Exercise description: Images appear in the records below; leave them out and repeat everything else exactly.

(Data entries for graphics)
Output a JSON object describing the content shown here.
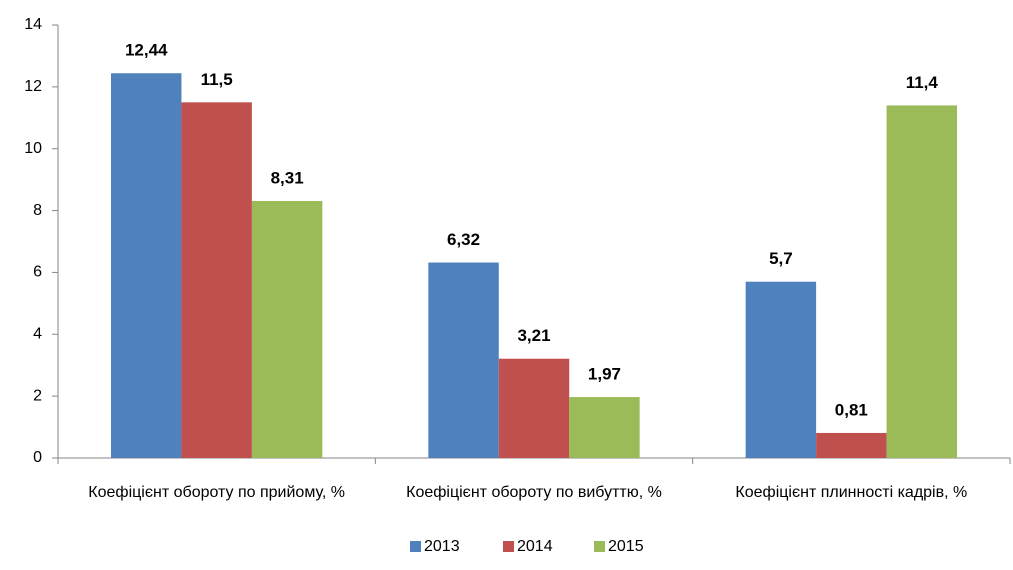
{
  "chart_data": {
    "type": "bar",
    "categories": [
      "Коефіцієнт обороту по прийому, %",
      "Коефіцієнт обороту по вибуттю, %",
      "Коефіцієнт плинності кадрів, %"
    ],
    "series": [
      {
        "name": "2013",
        "color": "#4f81bd",
        "values": [
          12.44,
          6.32,
          5.7
        ],
        "value_labels": [
          "12,44",
          "6,32",
          "5,7"
        ]
      },
      {
        "name": "2014",
        "color": "#c0504d",
        "values": [
          11.5,
          3.21,
          0.81
        ],
        "value_labels": [
          "11,5",
          "3,21",
          "0,81"
        ]
      },
      {
        "name": "2015",
        "color": "#9bbb59",
        "values": [
          8.31,
          1.97,
          11.4
        ],
        "value_labels": [
          "8,31",
          "1,97",
          "11,4"
        ]
      }
    ],
    "ylim": [
      0,
      14
    ],
    "yticks": [
      0,
      2,
      4,
      6,
      8,
      10,
      12,
      14
    ],
    "grid": false,
    "legend": "bottom"
  }
}
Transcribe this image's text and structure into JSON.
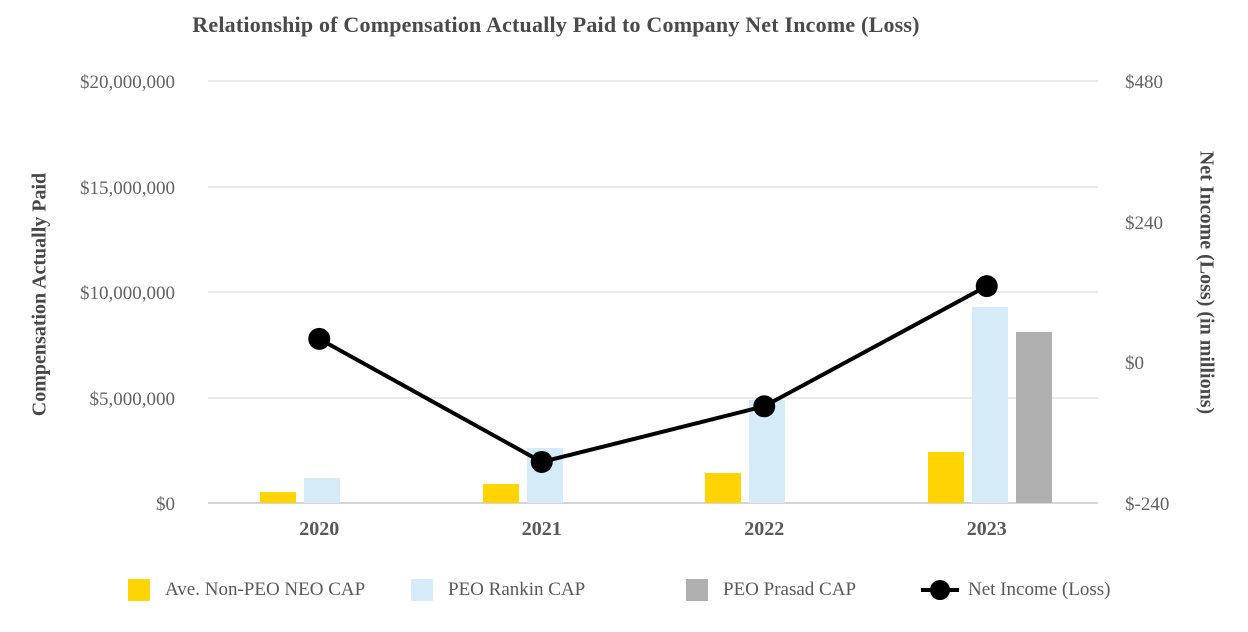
{
  "chart_data": {
    "type": "combo-bar-line",
    "title": "Relationship of Compensation Actually Paid to Company Net Income (Loss)",
    "categories": [
      "2020",
      "2021",
      "2022",
      "2023"
    ],
    "bar_series": [
      {
        "name": "Ave. Non-PEO NEO CAP",
        "color": "#FFD400",
        "values": [
          500000,
          900000,
          1400000,
          2400000
        ]
      },
      {
        "name": "PEO Rankin CAP",
        "color": "#D6EBF8",
        "values": [
          1200000,
          2600000,
          4900000,
          9300000
        ]
      },
      {
        "name": "PEO Prasad CAP",
        "color": "#AFAFAF",
        "values": [
          null,
          null,
          null,
          8100000
        ]
      }
    ],
    "line_series": {
      "name": "Net Income (Loss)",
      "color": "#000000",
      "values": [
        40,
        -170,
        -75,
        130
      ]
    },
    "left_axis": {
      "title": "Compensation Actually Paid",
      "min": 0,
      "max": 20000000,
      "tick_step": 5000000,
      "tick_labels": [
        "$0",
        "$5,000,000",
        "$10,000,000",
        "$15,000,000",
        "$20,000,000"
      ]
    },
    "right_axis": {
      "title": "Net Income (Loss) (in millions)",
      "min": -240,
      "max": 480,
      "tick_step": 240,
      "tick_labels": [
        "$-240",
        "$0",
        "$240",
        "$480"
      ]
    },
    "grid": true,
    "legend_position": "bottom"
  },
  "styles": {
    "background": "#FFFFFF",
    "grid_color": "#E9E9E9",
    "zero_line_color": "#D6D6D6",
    "tick_label_color": "#636363",
    "axis_title_color": "#474747",
    "title_color": "#4A4A4A",
    "category_label_color": "#595959",
    "legend_label_color": "#595959"
  }
}
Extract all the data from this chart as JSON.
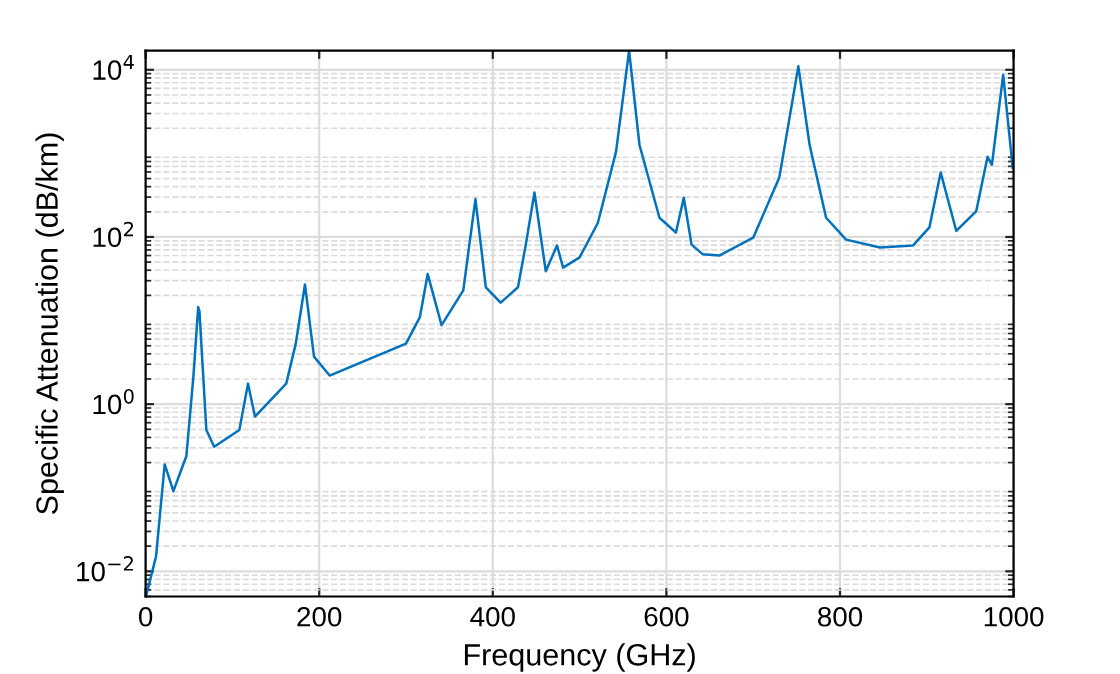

Written response:
Output a JSON object describing the content shown here.
{
  "chart_data": {
    "type": "bar",
    "categories": [
      "Коефіцієнт обороту по прийому, %",
      "Коефіцієнт обороту по вибуттю, %",
      "Коефіцієнт плинності кадрів, %"
    ],
    "series": [
      {
        "name": "2013",
        "color": "#4f81bd",
        "values": [
          12.44,
          6.32,
          5.7
        ],
        "value_labels": [
          "12,44",
          "6,32",
          "5,7"
        ]
      },
      {
        "name": "2014",
        "color": "#c0504d",
        "values": [
          11.5,
          3.21,
          0.81
        ],
        "value_labels": [
          "11,5",
          "3,21",
          "0,81"
        ]
      },
      {
        "name": "2015",
        "color": "#9bbb59",
        "values": [
          8.31,
          1.97,
          11.4
        ],
        "value_labels": [
          "8,31",
          "1,97",
          "11,4"
        ]
      }
    ],
    "ylim": [
      0,
      14
    ],
    "yticks": [
      0,
      2,
      4,
      6,
      8,
      10,
      12,
      14
    ],
    "grid": false,
    "legend": "bottom"
  }
}
Transcribe this image's text and structure into JSON.
{
  "chart_data": {
    "type": "combo-bar-line",
    "title": "Relationship of Compensation Actually Paid to Company Net Income (Loss)",
    "categories": [
      "2020",
      "2021",
      "2022",
      "2023"
    ],
    "bar_series": [
      {
        "name": "Ave. Non-PEO NEO CAP",
        "color": "#FFD400",
        "values": [
          500000,
          900000,
          1400000,
          2400000
        ]
      },
      {
        "name": "PEO Rankin CAP",
        "color": "#D6EBF8",
        "values": [
          1200000,
          2600000,
          4900000,
          9300000
        ]
      },
      {
        "name": "PEO Prasad CAP",
        "color": "#AFAFAF",
        "values": [
          null,
          null,
          null,
          8100000
        ]
      }
    ],
    "line_series": {
      "name": "Net Income (Loss)",
      "color": "#000000",
      "values": [
        40,
        -170,
        -75,
        130
      ]
    },
    "left_axis": {
      "title": "Compensation Actually Paid",
      "min": 0,
      "max": 20000000,
      "tick_step": 5000000,
      "tick_labels": [
        "$0",
        "$5,000,000",
        "$10,000,000",
        "$15,000,000",
        "$20,000,000"
      ]
    },
    "right_axis": {
      "title": "Net Income (Loss) (in millions)",
      "min": -240,
      "max": 480,
      "tick_step": 240,
      "tick_labels": [
        "$-240",
        "$0",
        "$240",
        "$480"
      ]
    },
    "grid": true,
    "legend_position": "bottom"
  },
  "styles": {
    "background": "#FFFFFF",
    "grid_color": "#E9E9E9",
    "zero_line_color": "#D6D6D6",
    "tick_label_color": "#636363",
    "axis_title_color": "#474747",
    "title_color": "#4A4A4A",
    "category_label_color": "#595959",
    "legend_label_color": "#595959"
  }
}
Extract all the data from this chart as JSON.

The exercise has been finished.